BEGIN Records to use

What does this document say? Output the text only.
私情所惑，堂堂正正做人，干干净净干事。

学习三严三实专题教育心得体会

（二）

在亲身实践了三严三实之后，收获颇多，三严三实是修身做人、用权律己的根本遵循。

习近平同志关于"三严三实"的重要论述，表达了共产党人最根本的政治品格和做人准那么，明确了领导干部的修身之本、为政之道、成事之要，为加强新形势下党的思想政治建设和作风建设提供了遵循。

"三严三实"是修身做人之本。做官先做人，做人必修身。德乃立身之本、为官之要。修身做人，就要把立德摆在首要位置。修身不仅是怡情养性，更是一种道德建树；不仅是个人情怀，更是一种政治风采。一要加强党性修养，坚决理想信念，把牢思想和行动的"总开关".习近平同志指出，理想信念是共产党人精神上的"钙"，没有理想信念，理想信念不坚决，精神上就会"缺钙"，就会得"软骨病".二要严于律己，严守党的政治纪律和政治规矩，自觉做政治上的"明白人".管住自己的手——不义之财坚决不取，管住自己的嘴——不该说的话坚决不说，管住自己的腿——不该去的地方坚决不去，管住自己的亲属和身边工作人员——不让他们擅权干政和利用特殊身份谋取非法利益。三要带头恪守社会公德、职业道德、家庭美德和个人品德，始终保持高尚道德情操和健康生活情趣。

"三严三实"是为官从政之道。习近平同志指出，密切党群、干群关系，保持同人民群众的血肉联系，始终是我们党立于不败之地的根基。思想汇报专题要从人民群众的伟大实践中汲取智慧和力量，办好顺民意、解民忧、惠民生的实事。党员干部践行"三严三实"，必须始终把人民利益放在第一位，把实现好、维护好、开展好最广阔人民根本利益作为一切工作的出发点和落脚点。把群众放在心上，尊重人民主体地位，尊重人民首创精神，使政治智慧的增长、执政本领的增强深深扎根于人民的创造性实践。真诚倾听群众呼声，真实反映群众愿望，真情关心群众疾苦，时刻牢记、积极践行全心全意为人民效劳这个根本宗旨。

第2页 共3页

END Records to use

## Task description
Exact copies of all the records are required.

## Solution for this problem
What does this document say? Output the text only.
私情所惑，堂堂正正做人，干干净净干事。

学习三严三实专题教育心得体会

（二）

在亲身实践了三严三实之后，收获颇多，三严三实是修身做人、用权律己的根本遵循。

习近平同志关于"三严三实"的重要论述，表达了共产党人最根本的政治品格和做人准那么，明确了领导干部的修身之本、为政之道、成事之要，为加强新形势下党的思想政治建设和作风建设提供了遵循。

"三严三实"是修身做人之本。做官先做人，做人必修身。德乃立身之本、为官之要。修身做人，就要把立德摆在首要位置。修身不仅是怡情养性，更是一种道德建树；不仅是个人情怀，更是一种政治风采。一要加强党性修养，坚决理想信念，把牢思想和行动的"总开关".习近平同志指出，理想信念是共产党人精神上的"钙"，没有理想信念，理想信念不坚决，精神上就会"缺钙"，就会得"软骨病".二要严于律己，严守党的政治纪律和政治规矩，自觉做政治上的"明白人".管住自己的手——不义之财坚决不取，管住自己的嘴——不该说的话坚决不说，管住自己的腿——不该去的地方坚决不去，管住自己的亲属和身边工作人员——不让他们擅权干政和利用特殊身份谋取非法利益。三要带头恪守社会公德、职业道德、家庭美德和个人品德，始终保持高尚道德情操和健康生活情趣。

"三严三实"是为官从政之道。习近平同志指出，密切党群、干群关系，保持同人民群众的血肉联系，始终是我们党立于不败之地的根基。思想汇报专题要从人民群众的伟大实践中汲取智慧和力量，办好顺民意、解民忧、惠民生的实事。党员干部践行"三严三实"，必须始终把人民利益放在第一位，把实现好、维护好、开展好最广阔人民根本利益作为一切工作的出发点和落脚点。把群众放在心上，尊重人民主体地位，尊重人民首创精神，使政治智慧的增长、执政本领的增强深深扎根于人民的创造性实践。真诚倾听群众呼声，真实反映群众愿望，真情关心群众疾苦，时刻牢记、积极践行全心全意为人民效劳这个根本宗旨。

第2页 共3页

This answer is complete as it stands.